═════ Records to use

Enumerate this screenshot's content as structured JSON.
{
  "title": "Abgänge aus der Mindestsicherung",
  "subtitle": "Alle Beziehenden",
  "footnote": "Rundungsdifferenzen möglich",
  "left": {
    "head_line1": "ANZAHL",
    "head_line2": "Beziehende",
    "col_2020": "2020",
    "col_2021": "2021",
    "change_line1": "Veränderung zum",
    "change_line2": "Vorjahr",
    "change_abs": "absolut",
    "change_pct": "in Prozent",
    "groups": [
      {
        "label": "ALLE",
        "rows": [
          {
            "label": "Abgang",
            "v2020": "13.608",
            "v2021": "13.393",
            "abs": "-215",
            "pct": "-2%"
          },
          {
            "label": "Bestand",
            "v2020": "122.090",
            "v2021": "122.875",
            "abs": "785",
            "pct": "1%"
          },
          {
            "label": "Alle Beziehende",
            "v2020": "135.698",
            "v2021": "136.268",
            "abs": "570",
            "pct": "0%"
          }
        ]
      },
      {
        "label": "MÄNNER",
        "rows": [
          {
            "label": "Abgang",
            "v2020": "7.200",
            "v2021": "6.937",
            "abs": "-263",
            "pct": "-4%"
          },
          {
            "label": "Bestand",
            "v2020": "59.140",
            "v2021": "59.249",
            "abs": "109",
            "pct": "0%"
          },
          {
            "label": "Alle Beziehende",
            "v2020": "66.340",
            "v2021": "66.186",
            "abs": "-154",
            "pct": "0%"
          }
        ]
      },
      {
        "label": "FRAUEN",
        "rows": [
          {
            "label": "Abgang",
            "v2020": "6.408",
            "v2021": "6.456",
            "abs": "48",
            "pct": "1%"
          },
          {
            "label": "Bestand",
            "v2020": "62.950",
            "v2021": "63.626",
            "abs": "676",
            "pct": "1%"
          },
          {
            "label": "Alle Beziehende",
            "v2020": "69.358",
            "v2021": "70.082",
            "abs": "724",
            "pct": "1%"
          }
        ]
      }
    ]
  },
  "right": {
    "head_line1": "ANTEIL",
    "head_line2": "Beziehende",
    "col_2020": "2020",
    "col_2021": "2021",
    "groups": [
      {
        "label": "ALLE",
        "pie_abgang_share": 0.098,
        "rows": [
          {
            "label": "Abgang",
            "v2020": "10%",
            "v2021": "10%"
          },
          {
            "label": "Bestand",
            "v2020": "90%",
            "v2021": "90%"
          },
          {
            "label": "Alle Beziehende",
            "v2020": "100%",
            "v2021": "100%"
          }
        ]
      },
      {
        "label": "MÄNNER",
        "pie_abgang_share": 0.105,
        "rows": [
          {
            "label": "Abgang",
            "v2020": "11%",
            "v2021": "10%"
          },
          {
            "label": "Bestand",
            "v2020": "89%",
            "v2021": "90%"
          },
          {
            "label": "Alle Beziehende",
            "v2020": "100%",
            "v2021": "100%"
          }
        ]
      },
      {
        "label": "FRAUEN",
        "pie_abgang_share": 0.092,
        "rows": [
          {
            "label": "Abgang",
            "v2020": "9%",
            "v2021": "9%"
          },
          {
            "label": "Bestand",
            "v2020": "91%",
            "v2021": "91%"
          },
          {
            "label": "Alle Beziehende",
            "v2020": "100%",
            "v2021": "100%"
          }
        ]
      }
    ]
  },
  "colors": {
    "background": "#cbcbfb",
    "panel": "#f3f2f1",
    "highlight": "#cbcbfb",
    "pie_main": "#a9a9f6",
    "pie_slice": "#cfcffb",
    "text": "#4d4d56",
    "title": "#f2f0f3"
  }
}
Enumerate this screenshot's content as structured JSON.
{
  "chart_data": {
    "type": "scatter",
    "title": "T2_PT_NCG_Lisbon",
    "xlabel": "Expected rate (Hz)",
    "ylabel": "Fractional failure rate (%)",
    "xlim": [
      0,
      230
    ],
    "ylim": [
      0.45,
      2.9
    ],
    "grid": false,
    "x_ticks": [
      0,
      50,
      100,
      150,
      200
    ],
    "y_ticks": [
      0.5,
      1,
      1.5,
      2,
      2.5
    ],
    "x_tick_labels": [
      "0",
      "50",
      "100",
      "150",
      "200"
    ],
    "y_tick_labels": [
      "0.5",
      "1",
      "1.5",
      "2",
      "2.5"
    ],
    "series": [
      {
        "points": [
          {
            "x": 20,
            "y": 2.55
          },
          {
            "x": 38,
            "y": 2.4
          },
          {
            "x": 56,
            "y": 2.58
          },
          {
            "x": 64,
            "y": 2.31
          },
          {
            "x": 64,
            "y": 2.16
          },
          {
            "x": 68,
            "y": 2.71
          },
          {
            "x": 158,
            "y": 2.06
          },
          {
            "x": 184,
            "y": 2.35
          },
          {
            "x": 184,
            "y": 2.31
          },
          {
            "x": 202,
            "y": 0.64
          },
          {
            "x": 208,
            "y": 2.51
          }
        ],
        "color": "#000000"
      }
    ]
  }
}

══════════

- **Aim**
Above are the records; copy all of them exactly.

- **Final result**
Enumerate this screenshot's content as structured JSON.
{
  "title": "Abgänge aus der Mindestsicherung",
  "subtitle": "Alle Beziehenden",
  "footnote": "Rundungsdifferenzen möglich",
  "left": {
    "head_line1": "ANZAHL",
    "head_line2": "Beziehende",
    "col_2020": "2020",
    "col_2021": "2021",
    "change_line1": "Veränderung zum",
    "change_line2": "Vorjahr",
    "change_abs": "absolut",
    "change_pct": "in Prozent",
    "groups": [
      {
        "label": "ALLE",
        "rows": [
          {
            "label": "Abgang",
            "v2020": "13.608",
            "v2021": "13.393",
            "abs": "-215",
            "pct": "-2%"
          },
          {
            "label": "Bestand",
            "v2020": "122.090",
            "v2021": "122.875",
            "abs": "785",
            "pct": "1%"
          },
          {
            "label": "Alle Beziehende",
            "v2020": "135.698",
            "v2021": "136.268",
            "abs": "570",
            "pct": "0%"
          }
        ]
      },
      {
        "label": "MÄNNER",
        "rows": [
          {
            "label": "Abgang",
            "v2020": "7.200",
            "v2021": "6.937",
            "abs": "-263",
            "pct": "-4%"
          },
          {
            "label": "Bestand",
            "v2020": "59.140",
            "v2021": "59.249",
            "abs": "109",
            "pct": "0%"
          },
          {
            "label": "Alle Beziehende",
            "v2020": "66.340",
            "v2021": "66.186",
            "abs": "-154",
            "pct": "0%"
          }
        ]
      },
      {
        "label": "FRAUEN",
        "rows": [
          {
            "label": "Abgang",
            "v2020": "6.408",
            "v2021": "6.456",
            "abs": "48",
            "pct": "1%"
          },
          {
            "label": "Bestand",
            "v2020": "62.950",
            "v2021": "63.626",
            "abs": "676",
            "pct": "1%"
          },
          {
            "label": "Alle Beziehende",
            "v2020": "69.358",
            "v2021": "70.082",
            "abs": "724",
            "pct": "1%"
          }
        ]
      }
    ]
  },
  "right": {
    "head_line1": "ANTEIL",
    "head_line2": "Beziehende",
    "col_2020": "2020",
    "col_2021": "2021",
    "groups": [
      {
        "label": "ALLE",
        "pie_abgang_share": 0.098,
        "rows": [
          {
            "label": "Abgang",
            "v2020": "10%",
            "v2021": "10%"
          },
          {
            "label": "Bestand",
            "v2020": "90%",
            "v2021": "90%"
          },
          {
            "label": "Alle Beziehende",
            "v2020": "100%",
            "v2021": "100%"
          }
        ]
      },
      {
        "label": "MÄNNER",
        "pie_abgang_share": 0.105,
        "rows": [
          {
            "label": "Abgang",
            "v2020": "11%",
            "v2021": "10%"
          },
          {
            "label": "Bestand",
            "v2020": "89%",
            "v2021": "90%"
          },
          {
            "label": "Alle Beziehende",
            "v2020": "100%",
            "v2021": "100%"
          }
        ]
      },
      {
        "label": "FRAUEN",
        "pie_abgang_share": 0.092,
        "rows": [
          {
            "label": "Abgang",
            "v2020": "9%",
            "v2021": "9%"
          },
          {
            "label": "Bestand",
            "v2020": "91%",
            "v2021": "91%"
          },
          {
            "label": "Alle Beziehende",
            "v2020": "100%",
            "v2021": "100%"
          }
        ]
      }
    ]
  },
  "colors": {
    "background": "#cbcbfb",
    "panel": "#f3f2f1",
    "highlight": "#cbcbfb",
    "pie_main": "#a9a9f6",
    "pie_slice": "#cfcffb",
    "text": "#4d4d56",
    "title": "#f2f0f3"
  }
}
Enumerate this screenshot's content as structured JSON.
{
  "chart_data": {
    "type": "scatter",
    "title": "T2_PT_NCG_Lisbon",
    "xlabel": "Expected rate (Hz)",
    "ylabel": "Fractional failure rate (%)",
    "xlim": [
      0,
      230
    ],
    "ylim": [
      0.45,
      2.9
    ],
    "grid": false,
    "x_ticks": [
      0,
      50,
      100,
      150,
      200
    ],
    "y_ticks": [
      0.5,
      1,
      1.5,
      2,
      2.5
    ],
    "x_tick_labels": [
      "0",
      "50",
      "100",
      "150",
      "200"
    ],
    "y_tick_labels": [
      "0.5",
      "1",
      "1.5",
      "2",
      "2.5"
    ],
    "series": [
      {
        "points": [
          {
            "x": 20,
            "y": 2.55
          },
          {
            "x": 38,
            "y": 2.4
          },
          {
            "x": 56,
            "y": 2.58
          },
          {
            "x": 64,
            "y": 2.31
          },
          {
            "x": 64,
            "y": 2.16
          },
          {
            "x": 68,
            "y": 2.71
          },
          {
            "x": 158,
            "y": 2.06
          },
          {
            "x": 184,
            "y": 2.35
          },
          {
            "x": 184,
            "y": 2.31
          },
          {
            "x": 202,
            "y": 0.64
          },
          {
            "x": 208,
            "y": 2.51
          }
        ],
        "color": "#000000"
      }
    ]
  }
}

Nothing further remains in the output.